◆ **WRITTEN EXERCISE**
Will you output the entries below exactly, skipping every image they contain?

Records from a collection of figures
———

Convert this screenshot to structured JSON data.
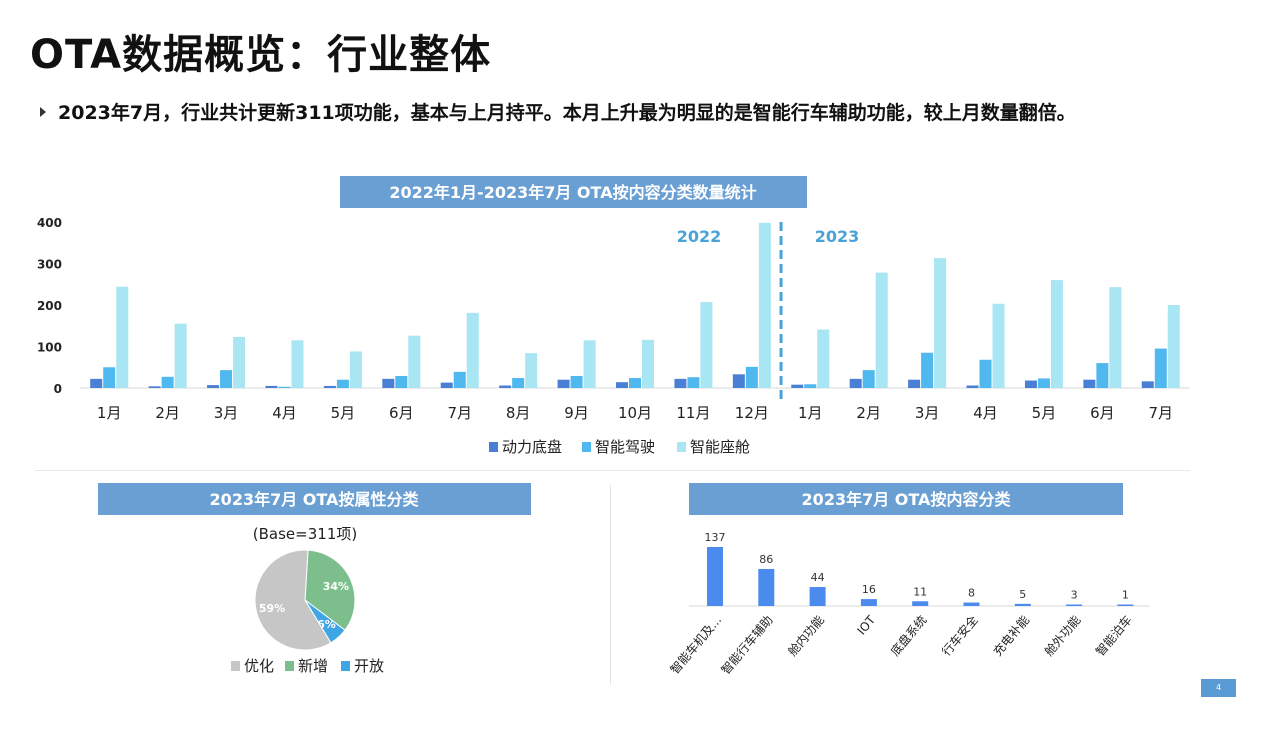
{
  "page": {
    "title": "OTA数据概览：行业整体",
    "summary": "2023年7月，行业共计更新311项功能，基本与上月持平。本月上升最为明显的是智能行车辅助功能，较上月数量翻倍。",
    "page_number": "4"
  },
  "colors": {
    "powertrain": "#4a7fd6",
    "driving": "#4fb8ee",
    "cockpit": "#a8e6f3",
    "header_bg": "#6a9fd3",
    "year_label": "#4aa3d8",
    "pie_optimize": "#c6c6c6",
    "pie_new": "#7cbf8c",
    "pie_open": "#3fa6e6",
    "content_bar": "#4a8bed"
  },
  "chart_data": [
    {
      "type": "bar",
      "title": "2022年1月-2023年7月 OTA按内容分类数量统计",
      "categories": [
        "1月",
        "2月",
        "3月",
        "4月",
        "5月",
        "6月",
        "7月",
        "8月",
        "9月",
        "10月",
        "11月",
        "12月",
        "1月",
        "2月",
        "3月",
        "4月",
        "5月",
        "6月",
        "7月"
      ],
      "year_labels": [
        "2022",
        "2023"
      ],
      "series": [
        {
          "name": "动力底盘",
          "values": [
            22,
            4,
            7,
            5,
            5,
            22,
            13,
            6,
            20,
            14,
            22,
            33,
            8,
            22,
            20,
            6,
            18,
            20,
            16
          ]
        },
        {
          "name": "智能驾驶",
          "values": [
            50,
            27,
            43,
            3,
            20,
            29,
            39,
            24,
            29,
            24,
            26,
            51,
            9,
            43,
            85,
            68,
            23,
            60,
            95
          ]
        },
        {
          "name": "智能座舱",
          "values": [
            244,
            155,
            123,
            115,
            88,
            126,
            181,
            84,
            115,
            116,
            207,
            398,
            141,
            278,
            313,
            203,
            260,
            243,
            200
          ]
        }
      ],
      "yticks": [
        0,
        100,
        200,
        300,
        400
      ],
      "ylim": [
        0,
        400
      ],
      "legend": "bottom"
    },
    {
      "type": "pie",
      "title": "2023年7月 OTA按属性分类",
      "subtitle": "(Base=311项)",
      "slices": [
        {
          "label": "优化",
          "value": 59,
          "text": "59%"
        },
        {
          "label": "新增",
          "value": 34,
          "text": "34%"
        },
        {
          "label": "开放",
          "value": 6,
          "text": "6%"
        }
      ],
      "legend": "bottom"
    },
    {
      "type": "bar",
      "title": "2023年7月 OTA按内容分类",
      "categories": [
        "智能车机及...",
        "智能行车辅助",
        "舱内功能",
        "IOT",
        "底盘系统",
        "行车安全",
        "充电补能",
        "舱外功能",
        "智能泊车"
      ],
      "values": [
        137,
        86,
        44,
        16,
        11,
        8,
        5,
        3,
        1
      ]
    }
  ]
}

———

◆ **CORRECT RESULT**
Convert this screenshot to structured JSON data.
{
  "page": {
    "title": "OTA数据概览：行业整体",
    "summary": "2023年7月，行业共计更新311项功能，基本与上月持平。本月上升最为明显的是智能行车辅助功能，较上月数量翻倍。",
    "page_number": "4"
  },
  "colors": {
    "powertrain": "#4a7fd6",
    "driving": "#4fb8ee",
    "cockpit": "#a8e6f3",
    "header_bg": "#6a9fd3",
    "year_label": "#4aa3d8",
    "pie_optimize": "#c6c6c6",
    "pie_new": "#7cbf8c",
    "pie_open": "#3fa6e6",
    "content_bar": "#4a8bed"
  },
  "chart_data": [
    {
      "type": "bar",
      "title": "2022年1月-2023年7月 OTA按内容分类数量统计",
      "categories": [
        "1月",
        "2月",
        "3月",
        "4月",
        "5月",
        "6月",
        "7月",
        "8月",
        "9月",
        "10月",
        "11月",
        "12月",
        "1月",
        "2月",
        "3月",
        "4月",
        "5月",
        "6月",
        "7月"
      ],
      "year_labels": [
        "2022",
        "2023"
      ],
      "series": [
        {
          "name": "动力底盘",
          "values": [
            22,
            4,
            7,
            5,
            5,
            22,
            13,
            6,
            20,
            14,
            22,
            33,
            8,
            22,
            20,
            6,
            18,
            20,
            16
          ]
        },
        {
          "name": "智能驾驶",
          "values": [
            50,
            27,
            43,
            3,
            20,
            29,
            39,
            24,
            29,
            24,
            26,
            51,
            9,
            43,
            85,
            68,
            23,
            60,
            95
          ]
        },
        {
          "name": "智能座舱",
          "values": [
            244,
            155,
            123,
            115,
            88,
            126,
            181,
            84,
            115,
            116,
            207,
            398,
            141,
            278,
            313,
            203,
            260,
            243,
            200
          ]
        }
      ],
      "yticks": [
        0,
        100,
        200,
        300,
        400
      ],
      "ylim": [
        0,
        400
      ],
      "legend": "bottom"
    },
    {
      "type": "pie",
      "title": "2023年7月 OTA按属性分类",
      "subtitle": "(Base=311项)",
      "slices": [
        {
          "label": "优化",
          "value": 59,
          "text": "59%"
        },
        {
          "label": "新增",
          "value": 34,
          "text": "34%"
        },
        {
          "label": "开放",
          "value": 6,
          "text": "6%"
        }
      ],
      "legend": "bottom"
    },
    {
      "type": "bar",
      "title": "2023年7月 OTA按内容分类",
      "categories": [
        "智能车机及...",
        "智能行车辅助",
        "舱内功能",
        "IOT",
        "底盘系统",
        "行车安全",
        "充电补能",
        "舱外功能",
        "智能泊车"
      ],
      "values": [
        137,
        86,
        44,
        16,
        11,
        8,
        5,
        3,
        1
      ]
    }
  ]
}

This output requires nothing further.